## What you are asked to do
Will you print the material below without altering a single character?

## Records supplied
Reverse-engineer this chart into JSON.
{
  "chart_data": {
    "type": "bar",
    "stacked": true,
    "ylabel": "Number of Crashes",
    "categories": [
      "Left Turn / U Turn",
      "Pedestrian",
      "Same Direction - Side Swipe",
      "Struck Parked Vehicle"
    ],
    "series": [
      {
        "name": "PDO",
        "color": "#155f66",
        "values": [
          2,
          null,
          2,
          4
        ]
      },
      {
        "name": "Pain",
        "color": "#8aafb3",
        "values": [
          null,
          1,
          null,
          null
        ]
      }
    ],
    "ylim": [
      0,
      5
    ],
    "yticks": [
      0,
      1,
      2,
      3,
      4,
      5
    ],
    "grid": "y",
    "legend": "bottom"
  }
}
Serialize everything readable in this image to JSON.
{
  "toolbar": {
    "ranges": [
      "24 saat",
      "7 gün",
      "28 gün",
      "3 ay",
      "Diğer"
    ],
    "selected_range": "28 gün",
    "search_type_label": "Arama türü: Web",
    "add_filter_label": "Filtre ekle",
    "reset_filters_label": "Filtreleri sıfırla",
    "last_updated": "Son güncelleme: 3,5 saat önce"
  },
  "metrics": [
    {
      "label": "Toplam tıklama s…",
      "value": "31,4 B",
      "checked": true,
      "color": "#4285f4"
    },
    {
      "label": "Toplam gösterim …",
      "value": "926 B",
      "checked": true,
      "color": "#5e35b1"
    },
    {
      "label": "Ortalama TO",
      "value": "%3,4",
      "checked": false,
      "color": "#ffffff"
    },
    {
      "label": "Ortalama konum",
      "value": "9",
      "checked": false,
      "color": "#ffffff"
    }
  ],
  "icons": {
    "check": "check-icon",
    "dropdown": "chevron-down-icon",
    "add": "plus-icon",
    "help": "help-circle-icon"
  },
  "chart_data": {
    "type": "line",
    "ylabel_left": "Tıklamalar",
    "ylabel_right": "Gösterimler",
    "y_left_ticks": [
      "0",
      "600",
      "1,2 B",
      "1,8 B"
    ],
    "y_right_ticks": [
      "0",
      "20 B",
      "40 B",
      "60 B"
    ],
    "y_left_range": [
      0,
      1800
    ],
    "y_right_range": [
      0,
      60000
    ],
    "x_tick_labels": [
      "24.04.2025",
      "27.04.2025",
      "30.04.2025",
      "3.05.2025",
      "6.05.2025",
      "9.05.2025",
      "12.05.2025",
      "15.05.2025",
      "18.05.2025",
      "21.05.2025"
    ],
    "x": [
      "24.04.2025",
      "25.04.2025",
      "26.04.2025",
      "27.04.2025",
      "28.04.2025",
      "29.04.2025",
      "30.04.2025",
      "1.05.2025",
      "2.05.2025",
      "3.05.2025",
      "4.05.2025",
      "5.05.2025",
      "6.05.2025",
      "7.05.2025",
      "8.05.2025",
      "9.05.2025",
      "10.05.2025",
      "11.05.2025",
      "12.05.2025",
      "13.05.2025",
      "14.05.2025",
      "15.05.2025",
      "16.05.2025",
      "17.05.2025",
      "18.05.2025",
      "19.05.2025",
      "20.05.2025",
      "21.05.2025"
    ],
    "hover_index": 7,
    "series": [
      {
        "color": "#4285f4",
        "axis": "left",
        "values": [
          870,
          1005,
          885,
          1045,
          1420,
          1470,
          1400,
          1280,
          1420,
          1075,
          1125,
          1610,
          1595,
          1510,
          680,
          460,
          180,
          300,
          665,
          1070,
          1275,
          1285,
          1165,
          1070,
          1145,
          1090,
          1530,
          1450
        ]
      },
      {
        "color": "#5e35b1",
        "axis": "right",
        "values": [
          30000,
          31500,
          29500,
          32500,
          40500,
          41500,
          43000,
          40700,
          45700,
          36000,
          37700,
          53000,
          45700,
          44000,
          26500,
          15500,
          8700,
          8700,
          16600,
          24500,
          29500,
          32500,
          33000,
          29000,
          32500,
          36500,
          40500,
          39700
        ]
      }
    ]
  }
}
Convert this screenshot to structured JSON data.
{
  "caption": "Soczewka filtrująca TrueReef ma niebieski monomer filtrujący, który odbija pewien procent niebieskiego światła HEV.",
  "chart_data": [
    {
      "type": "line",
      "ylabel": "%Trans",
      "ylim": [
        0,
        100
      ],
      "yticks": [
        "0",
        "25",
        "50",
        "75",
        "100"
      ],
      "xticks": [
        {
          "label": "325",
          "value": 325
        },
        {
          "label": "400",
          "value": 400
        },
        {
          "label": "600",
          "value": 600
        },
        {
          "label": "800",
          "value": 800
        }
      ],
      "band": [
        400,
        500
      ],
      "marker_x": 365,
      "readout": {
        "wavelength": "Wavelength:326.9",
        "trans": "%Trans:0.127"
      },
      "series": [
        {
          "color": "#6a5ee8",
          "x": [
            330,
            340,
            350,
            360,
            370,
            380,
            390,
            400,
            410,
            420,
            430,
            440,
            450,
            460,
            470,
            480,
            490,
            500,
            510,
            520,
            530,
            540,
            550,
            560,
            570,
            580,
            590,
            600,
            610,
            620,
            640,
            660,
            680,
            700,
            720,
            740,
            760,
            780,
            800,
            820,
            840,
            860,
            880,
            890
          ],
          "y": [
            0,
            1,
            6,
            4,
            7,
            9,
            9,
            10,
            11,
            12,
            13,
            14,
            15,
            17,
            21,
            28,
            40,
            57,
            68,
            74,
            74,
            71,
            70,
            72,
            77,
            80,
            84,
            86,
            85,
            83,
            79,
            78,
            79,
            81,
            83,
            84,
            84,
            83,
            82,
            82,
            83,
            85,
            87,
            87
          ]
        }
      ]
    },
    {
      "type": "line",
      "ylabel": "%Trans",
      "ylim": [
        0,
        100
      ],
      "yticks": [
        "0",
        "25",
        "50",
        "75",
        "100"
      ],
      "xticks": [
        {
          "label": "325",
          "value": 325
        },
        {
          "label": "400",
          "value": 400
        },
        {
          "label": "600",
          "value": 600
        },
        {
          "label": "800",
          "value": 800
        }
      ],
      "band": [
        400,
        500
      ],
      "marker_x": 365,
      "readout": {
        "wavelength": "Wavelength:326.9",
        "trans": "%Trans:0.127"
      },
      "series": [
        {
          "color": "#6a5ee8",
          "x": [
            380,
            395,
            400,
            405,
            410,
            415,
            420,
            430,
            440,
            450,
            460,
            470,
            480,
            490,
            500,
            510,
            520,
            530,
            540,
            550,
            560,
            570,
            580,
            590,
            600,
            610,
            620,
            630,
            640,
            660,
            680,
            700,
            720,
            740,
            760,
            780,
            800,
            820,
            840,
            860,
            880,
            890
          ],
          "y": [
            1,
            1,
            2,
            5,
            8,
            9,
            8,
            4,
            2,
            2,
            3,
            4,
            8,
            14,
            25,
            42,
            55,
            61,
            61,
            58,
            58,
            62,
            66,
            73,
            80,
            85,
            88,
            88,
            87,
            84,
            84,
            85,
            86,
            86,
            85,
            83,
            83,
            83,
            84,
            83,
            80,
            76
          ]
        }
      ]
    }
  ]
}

## Expected answer
Reverse-engineer this chart into JSON.
{
  "chart_data": {
    "type": "bar",
    "stacked": true,
    "ylabel": "Number of Crashes",
    "categories": [
      "Left Turn / U Turn",
      "Pedestrian",
      "Same Direction - Side Swipe",
      "Struck Parked Vehicle"
    ],
    "series": [
      {
        "name": "PDO",
        "color": "#155f66",
        "values": [
          2,
          null,
          2,
          4
        ]
      },
      {
        "name": "Pain",
        "color": "#8aafb3",
        "values": [
          null,
          1,
          null,
          null
        ]
      }
    ],
    "ylim": [
      0,
      5
    ],
    "yticks": [
      0,
      1,
      2,
      3,
      4,
      5
    ],
    "grid": "y",
    "legend": "bottom"
  }
}
Serialize everything readable in this image to JSON.
{
  "toolbar": {
    "ranges": [
      "24 saat",
      "7 gün",
      "28 gün",
      "3 ay",
      "Diğer"
    ],
    "selected_range": "28 gün",
    "search_type_label": "Arama türü: Web",
    "add_filter_label": "Filtre ekle",
    "reset_filters_label": "Filtreleri sıfırla",
    "last_updated": "Son güncelleme: 3,5 saat önce"
  },
  "metrics": [
    {
      "label": "Toplam tıklama s…",
      "value": "31,4 B",
      "checked": true,
      "color": "#4285f4"
    },
    {
      "label": "Toplam gösterim …",
      "value": "926 B",
      "checked": true,
      "color": "#5e35b1"
    },
    {
      "label": "Ortalama TO",
      "value": "%3,4",
      "checked": false,
      "color": "#ffffff"
    },
    {
      "label": "Ortalama konum",
      "value": "9",
      "checked": false,
      "color": "#ffffff"
    }
  ],
  "icons": {
    "check": "check-icon",
    "dropdown": "chevron-down-icon",
    "add": "plus-icon",
    "help": "help-circle-icon"
  },
  "chart_data": {
    "type": "line",
    "ylabel_left": "Tıklamalar",
    "ylabel_right": "Gösterimler",
    "y_left_ticks": [
      "0",
      "600",
      "1,2 B",
      "1,8 B"
    ],
    "y_right_ticks": [
      "0",
      "20 B",
      "40 B",
      "60 B"
    ],
    "y_left_range": [
      0,
      1800
    ],
    "y_right_range": [
      0,
      60000
    ],
    "x_tick_labels": [
      "24.04.2025",
      "27.04.2025",
      "30.04.2025",
      "3.05.2025",
      "6.05.2025",
      "9.05.2025",
      "12.05.2025",
      "15.05.2025",
      "18.05.2025",
      "21.05.2025"
    ],
    "x": [
      "24.04.2025",
      "25.04.2025",
      "26.04.2025",
      "27.04.2025",
      "28.04.2025",
      "29.04.2025",
      "30.04.2025",
      "1.05.2025",
      "2.05.2025",
      "3.05.2025",
      "4.05.2025",
      "5.05.2025",
      "6.05.2025",
      "7.05.2025",
      "8.05.2025",
      "9.05.2025",
      "10.05.2025",
      "11.05.2025",
      "12.05.2025",
      "13.05.2025",
      "14.05.2025",
      "15.05.2025",
      "16.05.2025",
      "17.05.2025",
      "18.05.2025",
      "19.05.2025",
      "20.05.2025",
      "21.05.2025"
    ],
    "hover_index": 7,
    "series": [
      {
        "color": "#4285f4",
        "axis": "left",
        "values": [
          870,
          1005,
          885,
          1045,
          1420,
          1470,
          1400,
          1280,
          1420,
          1075,
          1125,
          1610,
          1595,
          1510,
          680,
          460,
          180,
          300,
          665,
          1070,
          1275,
          1285,
          1165,
          1070,
          1145,
          1090,
          1530,
          1450
        ]
      },
      {
        "color": "#5e35b1",
        "axis": "right",
        "values": [
          30000,
          31500,
          29500,
          32500,
          40500,
          41500,
          43000,
          40700,
          45700,
          36000,
          37700,
          53000,
          45700,
          44000,
          26500,
          15500,
          8700,
          8700,
          16600,
          24500,
          29500,
          32500,
          33000,
          29000,
          32500,
          36500,
          40500,
          39700
        ]
      }
    ]
  }
}
Convert this screenshot to structured JSON data.
{
  "caption": "Soczewka filtrująca TrueReef ma niebieski monomer filtrujący, który odbija pewien procent niebieskiego światła HEV.",
  "chart_data": [
    {
      "type": "line",
      "ylabel": "%Trans",
      "ylim": [
        0,
        100
      ],
      "yticks": [
        "0",
        "25",
        "50",
        "75",
        "100"
      ],
      "xticks": [
        {
          "label": "325",
          "value": 325
        },
        {
          "label": "400",
          "value": 400
        },
        {
          "label": "600",
          "value": 600
        },
        {
          "label": "800",
          "value": 800
        }
      ],
      "band": [
        400,
        500
      ],
      "marker_x": 365,
      "readout": {
        "wavelength": "Wavelength:326.9",
        "trans": "%Trans:0.127"
      },
      "series": [
        {
          "color": "#6a5ee8",
          "x": [
            330,
            340,
            350,
            360,
            370,
            380,
            390,
            400,
            410,
            420,
            430,
            440,
            450,
            460,
            470,
            480,
            490,
            500,
            510,
            520,
            530,
            540,
            550,
            560,
            570,
            580,
            590,
            600,
            610,
            620,
            640,
            660,
            680,
            700,
            720,
            740,
            760,
            780,
            800,
            820,
            840,
            860,
            880,
            890
          ],
          "y": [
            0,
            1,
            6,
            4,
            7,
            9,
            9,
            10,
            11,
            12,
            13,
            14,
            15,
            17,
            21,
            28,
            40,
            57,
            68,
            74,
            74,
            71,
            70,
            72,
            77,
            80,
            84,
            86,
            85,
            83,
            79,
            78,
            79,
            81,
            83,
            84,
            84,
            83,
            82,
            82,
            83,
            85,
            87,
            87
          ]
        }
      ]
    },
    {
      "type": "line",
      "ylabel": "%Trans",
      "ylim": [
        0,
        100
      ],
      "yticks": [
        "0",
        "25",
        "50",
        "75",
        "100"
      ],
      "xticks": [
        {
          "label": "325",
          "value": 325
        },
        {
          "label": "400",
          "value": 400
        },
        {
          "label": "600",
          "value": 600
        },
        {
          "label": "800",
          "value": 800
        }
      ],
      "band": [
        400,
        500
      ],
      "marker_x": 365,
      "readout": {
        "wavelength": "Wavelength:326.9",
        "trans": "%Trans:0.127"
      },
      "series": [
        {
          "color": "#6a5ee8",
          "x": [
            380,
            395,
            400,
            405,
            410,
            415,
            420,
            430,
            440,
            450,
            460,
            470,
            480,
            490,
            500,
            510,
            520,
            530,
            540,
            550,
            560,
            570,
            580,
            590,
            600,
            610,
            620,
            630,
            640,
            660,
            680,
            700,
            720,
            740,
            760,
            780,
            800,
            820,
            840,
            860,
            880,
            890
          ],
          "y": [
            1,
            1,
            2,
            5,
            8,
            9,
            8,
            4,
            2,
            2,
            3,
            4,
            8,
            14,
            25,
            42,
            55,
            61,
            61,
            58,
            58,
            62,
            66,
            73,
            80,
            85,
            88,
            88,
            87,
            84,
            84,
            85,
            86,
            86,
            85,
            83,
            83,
            83,
            84,
            83,
            80,
            76
          ]
        }
      ]
    }
  ]
}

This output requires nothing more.